| YOUR GOAL |
Gather each line of the entries below that includes "name".

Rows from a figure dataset
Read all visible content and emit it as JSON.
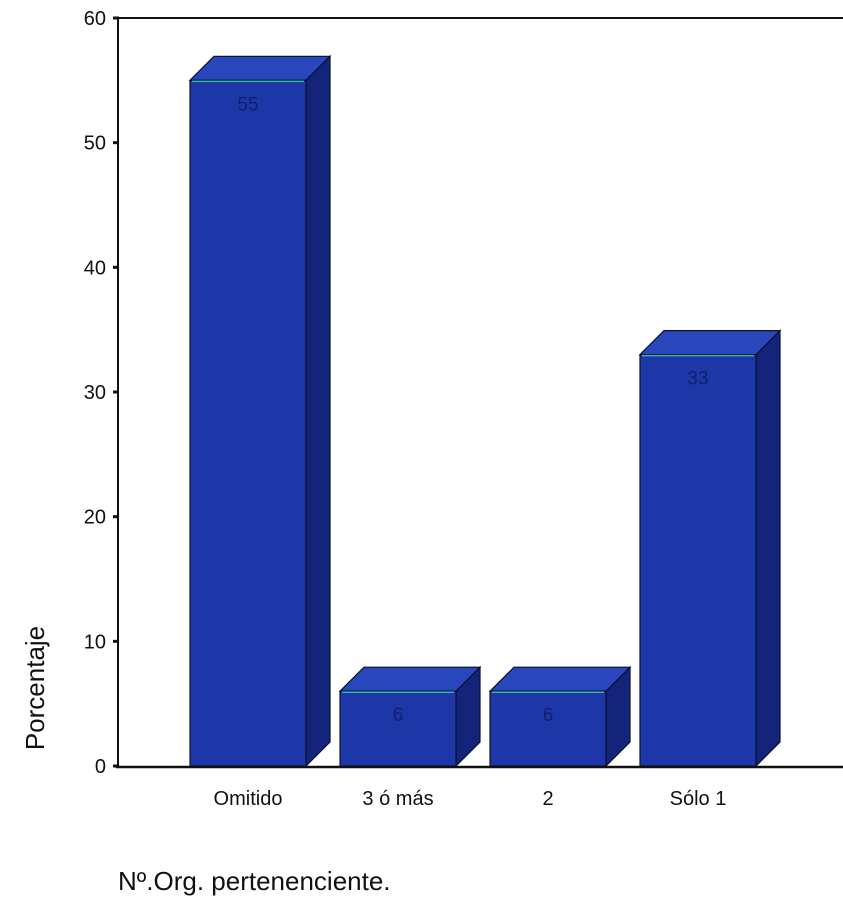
{
  "chart_data": {
    "type": "bar",
    "categories": [
      "Omitido",
      "3 ó más",
      "2",
      "Sólo 1"
    ],
    "values": [
      55,
      6,
      6,
      33
    ],
    "data_labels": [
      "55",
      "6",
      "6",
      "33"
    ],
    "ylabel": "Porcentaje",
    "xlabel": "Nº.Org. pertenenciente.",
    "ylim": [
      0,
      60
    ],
    "yticks": [
      0,
      10,
      20,
      30,
      40,
      50,
      60
    ],
    "grid": false,
    "legend": "none",
    "style": "3d-bar"
  },
  "colors": {
    "bar_front": "#1e37a8",
    "bar_top": "#2a46bd",
    "bar_side": "#13247a",
    "bar_edge": "#0a1030",
    "bar_top_highlight": "#2fb9a8",
    "axis": "#111111"
  }
}
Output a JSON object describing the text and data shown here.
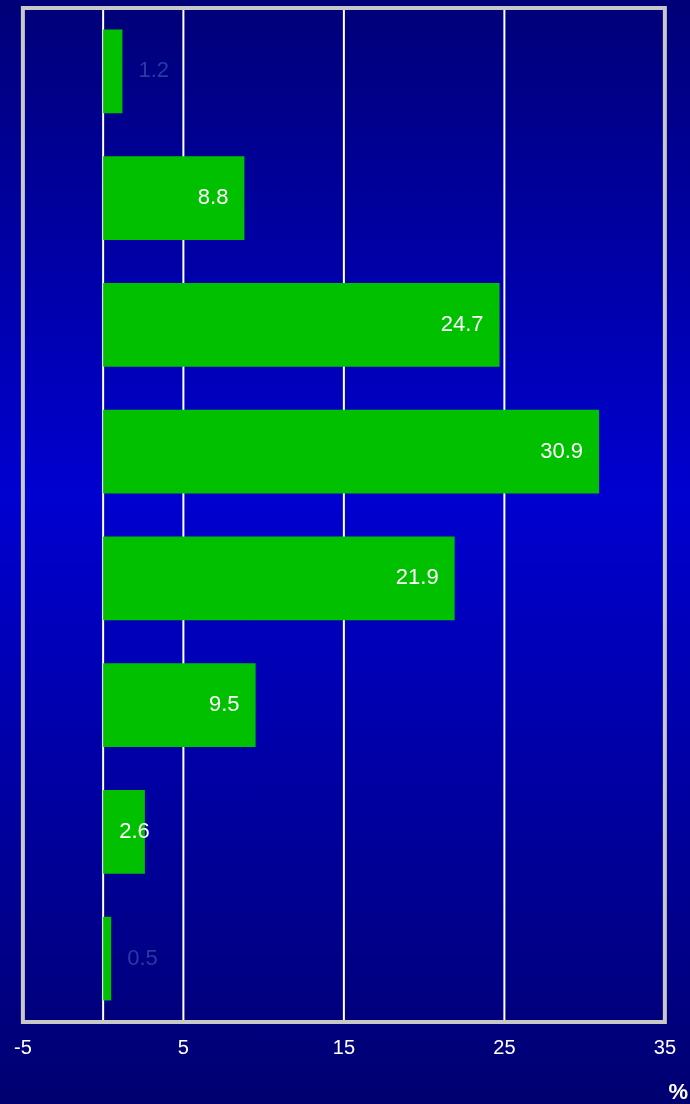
{
  "chart_data": {
    "type": "bar",
    "orientation": "horizontal",
    "xlabel": "%",
    "categories": [
      null,
      null,
      null,
      null,
      null,
      null,
      null,
      null
    ],
    "values": [
      1.2,
      8.8,
      24.7,
      30.9,
      21.9,
      9.5,
      2.6,
      0.5
    ],
    "color": "#00c000",
    "xlim": [
      -5,
      35
    ],
    "xticks": [
      -5,
      5,
      15,
      25,
      35
    ],
    "grid": "x",
    "data_labels": true,
    "legend": false
  }
}
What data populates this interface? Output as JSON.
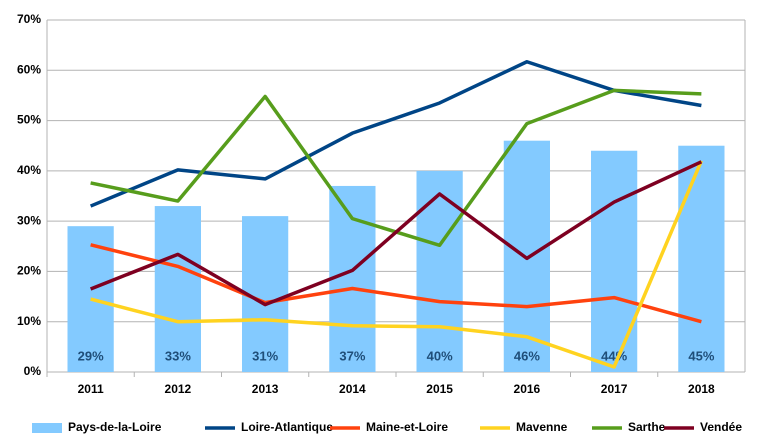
{
  "chart_data": {
    "type": "combo",
    "categories": [
      "2011",
      "2012",
      "2013",
      "2014",
      "2015",
      "2016",
      "2017",
      "2018"
    ],
    "ylim": [
      0,
      70
    ],
    "yticks": [
      {
        "value": 0,
        "label": "0%"
      },
      {
        "value": 10,
        "label": "10%"
      },
      {
        "value": 20,
        "label": "20%"
      },
      {
        "value": 30,
        "label": "30%"
      },
      {
        "value": 40,
        "label": "40%"
      },
      {
        "value": 50,
        "label": "50%"
      },
      {
        "value": 60,
        "label": "60%"
      },
      {
        "value": 70,
        "label": "70%"
      }
    ],
    "grid": true,
    "legend": "bottom",
    "series": [
      {
        "name": "Pays-de-la-Loire",
        "type": "bar",
        "color": "#83caff",
        "values": [
          29,
          33,
          31,
          37,
          40,
          46,
          44,
          45
        ],
        "value_labels": [
          "29%",
          "33%",
          "31%",
          "37%",
          "40%",
          "46%",
          "44%",
          "45%"
        ]
      },
      {
        "name": "Loire-Atlantique",
        "type": "line",
        "color": "#004586",
        "values": [
          33,
          40.2,
          38.4,
          47.5,
          53.5,
          61.7,
          56,
          53
        ]
      },
      {
        "name": "Maine-et-Loire",
        "type": "line",
        "color": "#ff420e",
        "values": [
          25.3,
          21,
          13.8,
          16.6,
          14,
          13,
          14.8,
          10
        ]
      },
      {
        "name": "Mavenne",
        "type": "line",
        "color": "#ffd320",
        "values": [
          14.5,
          10,
          10.4,
          9.2,
          9,
          7,
          1,
          42
        ]
      },
      {
        "name": "Sarthe",
        "type": "line",
        "color": "#579d1c",
        "values": [
          37.6,
          34,
          54.8,
          30.5,
          25.2,
          49.4,
          56,
          55.3
        ]
      },
      {
        "name": "Vendée",
        "type": "line",
        "color": "#7e0021",
        "values": [
          16.5,
          23.4,
          13.4,
          20.2,
          35.4,
          22.6,
          33.8,
          41.8
        ]
      }
    ]
  }
}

| ANSWER TO THIS TASK |
        "name": "Pays-de-la-Loire",
        "name": "Loire-Atlantique",
        "name": "Maine-et-Loire",
        "name": "Mavenne",
        "name": "Sarthe",
        "name": "Vendée",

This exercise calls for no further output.